- AIM
Scan the data below for the string "title". Show every line where it turns up.

— Begin —

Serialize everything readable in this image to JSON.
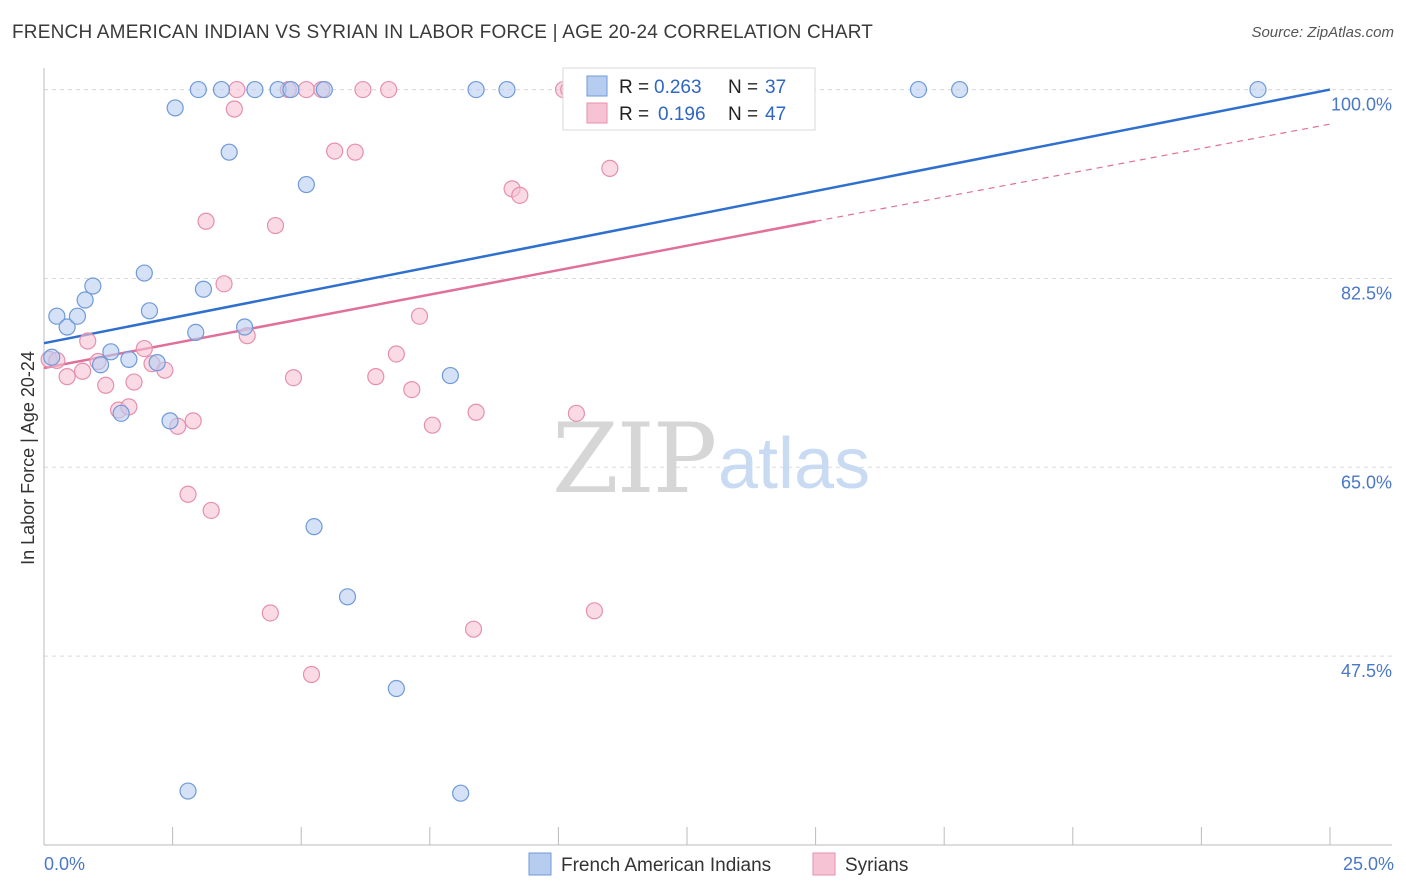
{
  "title": "FRENCH AMERICAN INDIAN VS SYRIAN IN LABOR FORCE | AGE 20-24 CORRELATION CHART",
  "source": "Source: ZipAtlas.com",
  "watermark": {
    "zip": "ZIP",
    "atlas": "atlas"
  },
  "colors": {
    "blue_fill": "#b7cdf0",
    "blue_stroke": "#6f9ad8",
    "blue_line": "#2f6fce",
    "pink_fill": "#f6c3d4",
    "pink_stroke": "#e68fae",
    "pink_line": "#e0709a",
    "grid": "#dcdcdc",
    "tick_label": "#4a78c8"
  },
  "legend": {
    "rows": [
      {
        "r_label": "R = ",
        "r_value": "0.263",
        "n_label": "N = ",
        "n_value": "37"
      },
      {
        "r_label": "R = ",
        "r_value": "0.196",
        "n_label": "N = ",
        "n_value": "47"
      }
    ]
  },
  "chart_data": {
    "type": "scatter",
    "title": "FRENCH AMERICAN INDIAN VS SYRIAN IN LABOR FORCE | AGE 20-24 CORRELATION CHART",
    "xlabel": "",
    "ylabel": "In Labor Force | Age 20-24",
    "xlim": [
      0,
      25
    ],
    "ylim": [
      30,
      102
    ],
    "x_tick_labels": [
      "0.0%",
      "25.0%"
    ],
    "y_ticks": [
      47.5,
      65.0,
      82.5,
      100.0
    ],
    "y_tick_labels": [
      "47.5%",
      "65.0%",
      "82.5%",
      "100.0%"
    ],
    "grid": true,
    "legend_position": "top-center",
    "series": [
      {
        "name": "French American Indians",
        "color": "#6f9ad8",
        "points": [
          [
            0.25,
            79.0
          ],
          [
            0.45,
            78.0
          ],
          [
            0.65,
            79.0
          ],
          [
            0.8,
            80.5
          ],
          [
            0.95,
            81.8
          ],
          [
            1.3,
            75.7
          ],
          [
            1.65,
            75.0
          ],
          [
            2.05,
            79.5
          ],
          [
            1.95,
            83.0
          ],
          [
            2.2,
            74.7
          ],
          [
            2.45,
            69.3
          ],
          [
            2.55,
            98.3
          ],
          [
            2.95,
            77.5
          ],
          [
            3.0,
            100.0
          ],
          [
            3.1,
            81.5
          ],
          [
            3.45,
            100.0
          ],
          [
            3.6,
            94.2
          ],
          [
            3.9,
            78.0
          ],
          [
            4.1,
            100.0
          ],
          [
            4.55,
            100.0
          ],
          [
            4.8,
            100.0
          ],
          [
            5.1,
            91.2
          ],
          [
            5.25,
            59.5
          ],
          [
            5.45,
            100.0
          ],
          [
            5.9,
            53.0
          ],
          [
            6.85,
            44.5
          ],
          [
            7.9,
            73.5
          ],
          [
            8.4,
            100.0
          ],
          [
            9.0,
            100.0
          ],
          [
            17.0,
            100.0
          ],
          [
            17.8,
            100.0
          ],
          [
            23.6,
            100.0
          ],
          [
            2.8,
            35.0
          ],
          [
            8.1,
            34.8
          ],
          [
            1.5,
            70.0
          ],
          [
            1.1,
            74.5
          ],
          [
            0.15,
            75.2
          ]
        ]
      },
      {
        "name": "Syrians",
        "color": "#e68fae",
        "points": [
          [
            0.1,
            75.0
          ],
          [
            0.25,
            74.9
          ],
          [
            0.45,
            73.4
          ],
          [
            0.75,
            73.9
          ],
          [
            0.85,
            76.7
          ],
          [
            1.05,
            74.8
          ],
          [
            1.2,
            72.6
          ],
          [
            1.45,
            70.3
          ],
          [
            1.65,
            70.6
          ],
          [
            1.75,
            72.9
          ],
          [
            1.95,
            76.0
          ],
          [
            2.1,
            74.6
          ],
          [
            2.35,
            74.0
          ],
          [
            2.6,
            68.8
          ],
          [
            2.8,
            62.5
          ],
          [
            2.9,
            69.3
          ],
          [
            3.15,
            87.8
          ],
          [
            3.25,
            61.0
          ],
          [
            3.7,
            98.2
          ],
          [
            3.75,
            100.0
          ],
          [
            3.5,
            82.0
          ],
          [
            3.95,
            77.2
          ],
          [
            4.4,
            51.5
          ],
          [
            4.5,
            87.4
          ],
          [
            4.75,
            100.0
          ],
          [
            4.85,
            73.3
          ],
          [
            5.1,
            100.0
          ],
          [
            5.2,
            45.8
          ],
          [
            5.4,
            100.0
          ],
          [
            5.65,
            94.3
          ],
          [
            6.05,
            94.2
          ],
          [
            6.2,
            100.0
          ],
          [
            6.45,
            73.4
          ],
          [
            6.7,
            100.0
          ],
          [
            6.85,
            75.5
          ],
          [
            7.15,
            72.2
          ],
          [
            7.3,
            79.0
          ],
          [
            7.55,
            68.9
          ],
          [
            8.4,
            70.1
          ],
          [
            8.35,
            50.0
          ],
          [
            9.1,
            90.8
          ],
          [
            9.25,
            90.2
          ],
          [
            10.1,
            100.0
          ],
          [
            10.35,
            70.0
          ],
          [
            10.7,
            51.7
          ],
          [
            11.0,
            92.7
          ],
          [
            10.2,
            100.0
          ]
        ]
      }
    ],
    "trend_lines": [
      {
        "series": "French American Indians",
        "from": [
          0,
          76.5
        ],
        "to": [
          25,
          100.0
        ]
      },
      {
        "series": "Syrians",
        "from": [
          0,
          74.2
        ],
        "to": [
          15,
          87.8
        ],
        "dashed_to": [
          25,
          96.8
        ]
      }
    ]
  }
}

— End —

- SOLUTION TO THE EXERCISE
  "title": "FRENCH AMERICAN INDIAN VS SYRIAN IN LABOR FORCE | AGE 20-24 CORRELATION CHART",
    "title": "FRENCH AMERICAN INDIAN VS SYRIAN IN LABOR FORCE | AGE 20-24 CORRELATION CHART",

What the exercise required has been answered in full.